### TASK DIRECTIONS
Exactly the lines from the one containing "Decode this image" through the one containing "What's the underlying" must be returned; include both ends and nothing else.

### ROWS
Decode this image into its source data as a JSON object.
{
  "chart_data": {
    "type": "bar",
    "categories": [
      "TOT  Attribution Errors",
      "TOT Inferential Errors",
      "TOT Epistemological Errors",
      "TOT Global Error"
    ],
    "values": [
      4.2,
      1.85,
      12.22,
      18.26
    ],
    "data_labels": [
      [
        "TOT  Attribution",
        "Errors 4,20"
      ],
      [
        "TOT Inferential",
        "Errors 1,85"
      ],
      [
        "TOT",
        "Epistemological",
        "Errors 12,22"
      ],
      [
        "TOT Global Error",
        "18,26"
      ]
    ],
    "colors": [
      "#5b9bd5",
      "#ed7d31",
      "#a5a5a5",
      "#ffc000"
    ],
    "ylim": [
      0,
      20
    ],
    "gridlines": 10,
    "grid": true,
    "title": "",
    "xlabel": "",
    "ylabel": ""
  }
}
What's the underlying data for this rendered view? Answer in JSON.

---

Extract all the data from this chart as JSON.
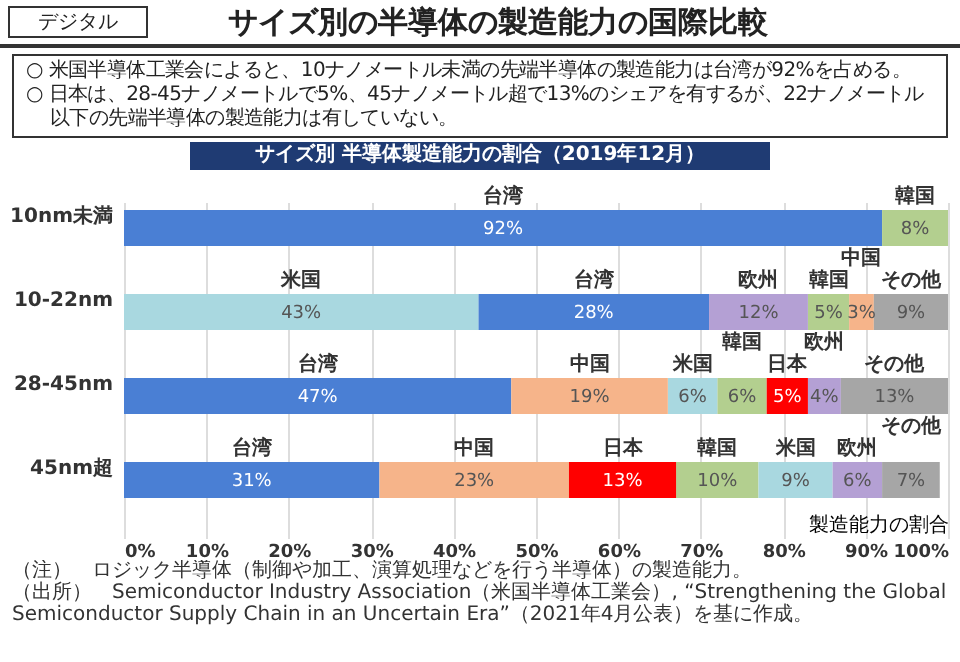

### RESPONSE BELOW
Decode this image into its source data as a JSON object.
{
  "chart_data": {
    "type": "bar",
    "categories": [
      "TOT  Attribution Errors",
      "TOT Inferential Errors",
      "TOT Epistemological Errors",
      "TOT Global Error"
    ],
    "values": [
      4.2,
      1.85,
      12.22,
      18.26
    ],
    "data_labels": [
      [
        "TOT  Attribution",
        "Errors 4,20"
      ],
      [
        "TOT Inferential",
        "Errors 1,85"
      ],
      [
        "TOT",
        "Epistemological",
        "Errors 12,22"
      ],
      [
        "TOT Global Error",
        "18,26"
      ]
    ],
    "colors": [
      "#5b9bd5",
      "#ed7d31",
      "#a5a5a5",
      "#ffc000"
    ],
    "ylim": [
      0,
      20
    ],
    "gridlines": 10,
    "grid": true,
    "title": "",
    "xlabel": "",
    "ylabel": ""
  }
}
What's the underlying data for this rendered view? Answer in JSON.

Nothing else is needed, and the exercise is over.